TASK REQUIREMENTS
Reproduce the records below in full and without edits, omitting images.

EXTRACTED DATA
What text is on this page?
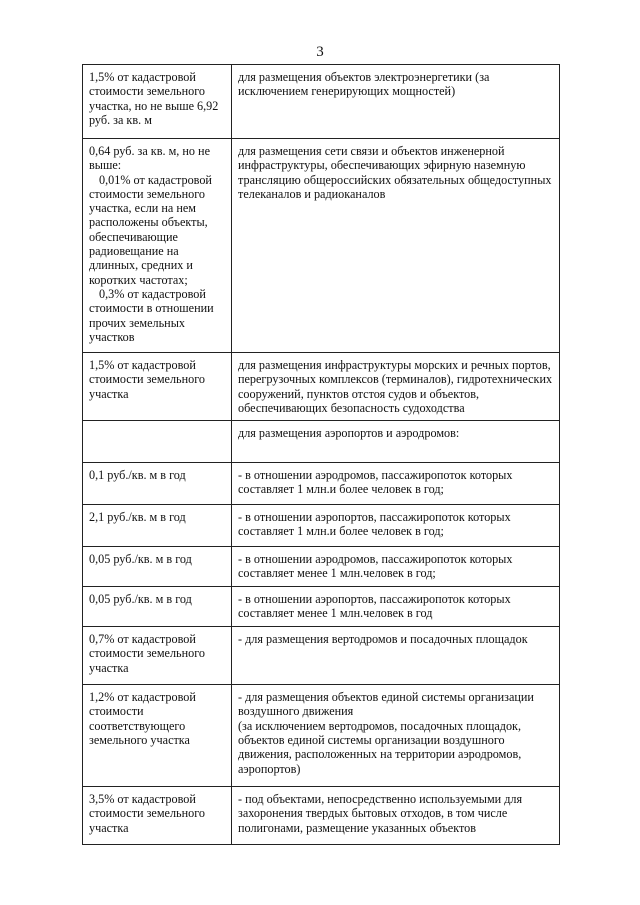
3
1,5% от кадастровой стоимости земельного участка, но не выше 6,92 руб. за кв. м	для размещения объектов электроэнергетики (за исключением генерирующих мощностей)

0,64 руб. за кв. м, но не выше:
0,01% от кадастровой стоимости земельного участка, если на нем расположены объекты, обеспечивающие радиовещание на длинных, средних и коротких частотах;
0,3% от кадастровой стоимости в отношении прочих земельных участков	для размещения сети связи и объектов инженерной инфраструктуры, обеспечивающих эфирную наземную трансляцию общероссийских обязательных общедоступных телеканалов и радиоканалов

1,5% от кадастровой стоимости земельного участка	для размещения инфраструктуры морских и речных портов, перегрузочных комплексов (терминалов), гидротехнических сооружений, пунктов отстоя судов и объектов, обеспечивающих безопасность судоходства

	для размещения аэропортов и аэродромов:

0,1 руб./кв. м в год	- в отношении аэродромов, пассажиропоток которых составляет 1 млн.и более человек в год;

2,1 руб./кв. м в год	- в отношении аэропортов, пассажиропоток которых составляет 1 млн.и более человек в год;

0,05 руб./кв. м в год	- в отношении аэродромов, пассажиропоток которых составляет менее 1 млн.человек в год;

0,05 руб./кв. м в год	- в отношении аэропортов, пассажиропоток которых составляет менее 1 млн.человек в год

0,7% от кадастровой стоимости земельного участка	- для размещения вертодромов и посадочных площадок

1,2% от кадастровой стоимости соответствующего земельного участка	- для размещения объектов единой системы организации воздушного движения
(за исключением вертодромов, посадочных площадок, объектов единой системы организации воздушного движения, расположенных на территории аэродромов, аэропортов)

3,5% от кадастровой стоимости земельного участка	- под объектами, непосредственно используемыми для захоронения твердых бытовых отходов, в том числе полигонами, размещение указанных объектов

RESPONSE TO THE TASK
What text is on this page?
3
1,5% от кадастровой стоимости земельного участка, но не выше 6,92 руб. за кв. м	для размещения объектов электроэнергетики (за исключением генерирующих мощностей)

0,64 руб. за кв. м, но не выше:
0,01% от кадастровой стоимости земельного участка, если на нем расположены объекты, обеспечивающие радиовещание на длинных, средних и коротких частотах;
0,3% от кадастровой стоимости в отношении прочих земельных участков	для размещения сети связи и объектов инженерной инфраструктуры, обеспечивающих эфирную наземную трансляцию общероссийских обязательных общедоступных телеканалов и радиоканалов

1,5% от кадастровой стоимости земельного участка	для размещения инфраструктуры морских и речных портов, перегрузочных комплексов (терминалов), гидротехнических сооружений, пунктов отстоя судов и объектов, обеспечивающих безопасность судоходства

	для размещения аэропортов и аэродромов:

0,1 руб./кв. м в год	- в отношении аэродромов, пассажиропоток которых составляет 1 млн.и более человек в год;

2,1 руб./кв. м в год	- в отношении аэропортов, пассажиропоток которых составляет 1 млн.и более человек в год;

0,05 руб./кв. м в год	- в отношении аэродромов, пассажиропоток которых составляет менее 1 млн.человек в год;

0,05 руб./кв. м в год	- в отношении аэропортов, пассажиропоток которых составляет менее 1 млн.человек в год

0,7% от кадастровой стоимости земельного участка	- для размещения вертодромов и посадочных площадок

1,2% от кадастровой стоимости соответствующего земельного участка	- для размещения объектов единой системы организации воздушного движения
(за исключением вертодромов, посадочных площадок, объектов единой системы организации воздушного движения, расположенных на территории аэродромов, аэропортов)

3,5% от кадастровой стоимости земельного участка	- под объектами, непосредственно используемыми для захоронения твердых бытовых отходов, в том числе полигонами, размещение указанных объектов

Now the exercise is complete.